=== Written exercise 1 ===
Reproduce the passage of the post on personal predictions from "Epistemic status: my" to "started making predictions.", switching "Notion" to "Airtable".
=== Written exercise 2 ===
Resume the post on personal predictions from the point where it stops.

=== Document ===
----
Personal predictions

post by Daniele De Nuntiis (daniele-de-nuntiis) · 2024-02-04T03:59:28.537Z · LW · GW · 2 comments

Contents

  Personal predictions
  Predictions for productivity
  Predictions as assertions
  Appendix: Template
None
2 comments

Crossposted from Substack.

Epistemic status: my experience making predictions in the past year.

Roughly a year ago, as I was reading the Sequences, I decided it was time for me to start making and tracking predictions to test how calibrated [? · GW]I was. The only thing I figured I needed was some tool to automate the process as much as possible, and the only option I remember considering was Prediction Book but I didn’t like the user experience that much (now Prediction Book is shutting down, Fatebook seems a good alternative), so I decided to make my own tracker in Notion, and started making predictions.

Personal predictions

One of the first questions I found myself asking was: “What about personal stuff?”. Can I predict "How long is it gonna take me to write this post?". It felt somewhat different from the examples I saw online where one has close to zero influence on the outcome (Which song will win Best Original Song at the 96th Academy Awards?). On one side it seemed the kind of thing that could bias my calibration, on the other, planning was something I wanted to get better at.
----
=== Record excerpts ===

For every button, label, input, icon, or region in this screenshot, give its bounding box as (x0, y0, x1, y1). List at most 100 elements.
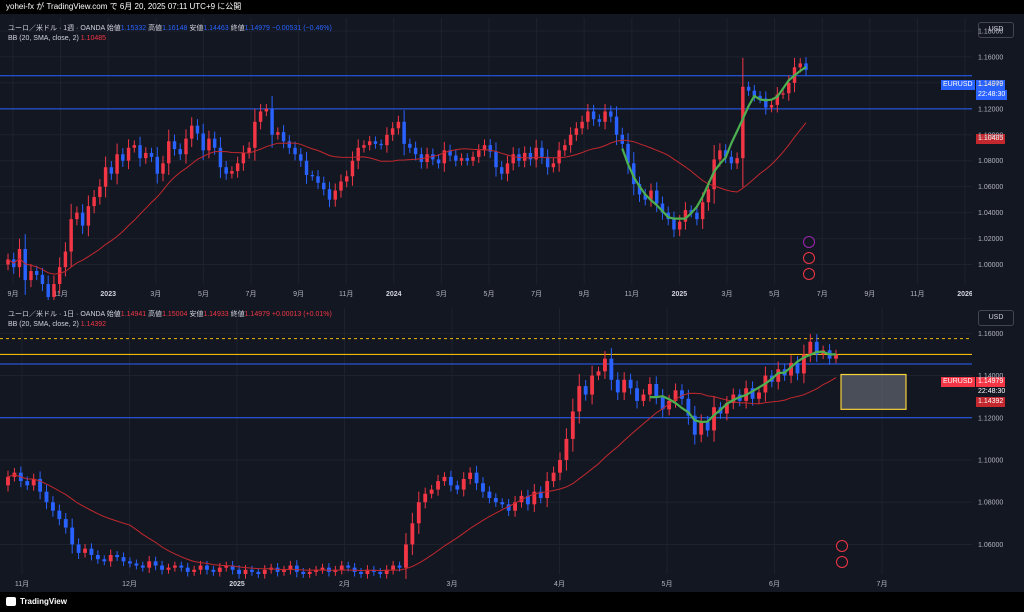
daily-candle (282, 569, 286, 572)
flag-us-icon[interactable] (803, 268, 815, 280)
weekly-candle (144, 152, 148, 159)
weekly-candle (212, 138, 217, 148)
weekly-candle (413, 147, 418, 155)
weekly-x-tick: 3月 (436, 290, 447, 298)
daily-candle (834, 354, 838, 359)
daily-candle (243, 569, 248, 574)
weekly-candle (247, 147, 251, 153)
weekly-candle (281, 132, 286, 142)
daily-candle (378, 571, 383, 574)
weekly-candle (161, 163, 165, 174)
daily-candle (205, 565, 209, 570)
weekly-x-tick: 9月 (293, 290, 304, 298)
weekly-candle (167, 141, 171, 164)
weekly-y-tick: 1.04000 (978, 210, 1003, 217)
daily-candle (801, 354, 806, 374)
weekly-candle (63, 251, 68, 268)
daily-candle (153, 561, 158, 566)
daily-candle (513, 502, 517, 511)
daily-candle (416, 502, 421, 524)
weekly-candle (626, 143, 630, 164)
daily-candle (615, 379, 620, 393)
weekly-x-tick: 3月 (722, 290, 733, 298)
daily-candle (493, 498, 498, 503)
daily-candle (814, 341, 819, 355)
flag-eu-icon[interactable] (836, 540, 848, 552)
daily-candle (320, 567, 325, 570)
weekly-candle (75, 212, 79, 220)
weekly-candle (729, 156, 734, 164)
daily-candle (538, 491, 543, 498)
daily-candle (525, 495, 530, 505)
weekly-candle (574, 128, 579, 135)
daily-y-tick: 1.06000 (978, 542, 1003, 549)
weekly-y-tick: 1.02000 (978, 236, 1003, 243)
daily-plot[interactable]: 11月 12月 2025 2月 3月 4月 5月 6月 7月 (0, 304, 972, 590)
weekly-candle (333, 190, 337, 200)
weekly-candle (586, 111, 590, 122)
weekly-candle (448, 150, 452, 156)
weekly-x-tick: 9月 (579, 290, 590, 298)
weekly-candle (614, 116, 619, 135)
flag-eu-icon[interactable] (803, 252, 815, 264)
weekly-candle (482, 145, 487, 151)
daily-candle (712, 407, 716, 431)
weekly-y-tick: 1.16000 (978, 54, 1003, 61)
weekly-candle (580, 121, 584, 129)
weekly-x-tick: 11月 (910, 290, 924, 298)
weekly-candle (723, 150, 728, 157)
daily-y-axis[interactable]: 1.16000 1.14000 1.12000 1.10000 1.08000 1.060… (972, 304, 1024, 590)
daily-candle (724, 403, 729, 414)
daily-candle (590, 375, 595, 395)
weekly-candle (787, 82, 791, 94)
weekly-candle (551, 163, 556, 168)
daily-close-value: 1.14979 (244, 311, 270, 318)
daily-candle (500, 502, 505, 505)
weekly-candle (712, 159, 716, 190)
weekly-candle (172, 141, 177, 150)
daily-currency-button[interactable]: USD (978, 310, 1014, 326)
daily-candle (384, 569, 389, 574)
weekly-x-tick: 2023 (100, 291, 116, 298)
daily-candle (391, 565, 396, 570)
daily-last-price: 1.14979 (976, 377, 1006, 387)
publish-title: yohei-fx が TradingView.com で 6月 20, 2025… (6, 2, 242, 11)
----
=== Task response 1 ===
Epistemic status: my experience making predictions in the past year.

Roughly a year ago, as I was reading the Sequences, I decided it was time for me to start making and tracking predictions to test how calibrated [? · GW]I was. The only thing I figured I needed was some tool to automate the process as much as possible, and the only option I remember considering was Prediction Book but I didn’t like the user experience that much (now Prediction Book is shutting down, Fatebook seems a good alternative), so I decided to make my own tracker in Airtable, and started making predictions.

=== Task response 2 ===
I didn’t want to be wrong, so if I made a positive prediction about an outcome, e.g. "I’ll finish this book by the end of the week”, I would exert more effort toward that goal than I would have otherwise. It’s a kind of placebo effect or self fulfilling prophecy (for this reason I’m also a bit weary of predicting negative outcomes).

Trying to choose a confidence interval for a personal prediction generated a kind of loop in my mind “Predicting I'll do X will make me more incentivized to do it, so I should be more confident, more confidence means more incentive, and so on” It’s obvious that I can’t just predict myself into doing things with certainty and in fact it converges pretty quickly, but it still felt slightly odd. And also what if I deceived myself into making over or underconfident claims just to fix my score? I decided to keep making personal predictions and to tag them in my database so I could remove them later just in case (I tried removing them now, all my predictions N:165 Brier: 0.196, personal filtered out N:52 Brier: 0.225, I guess I should have predicted more nonpersonal stuff but it seems to be ok).

Also by having to generate an estimate for something it was harder to bullshit myself. It made me think more thoroughly about how likely I actually was of doing the thing in question. I couldn't just think "Yeah I'll figure it out" and let go of the thought, I had to think for a few seconds if I actually believed I would have figured it out and how much I believed it.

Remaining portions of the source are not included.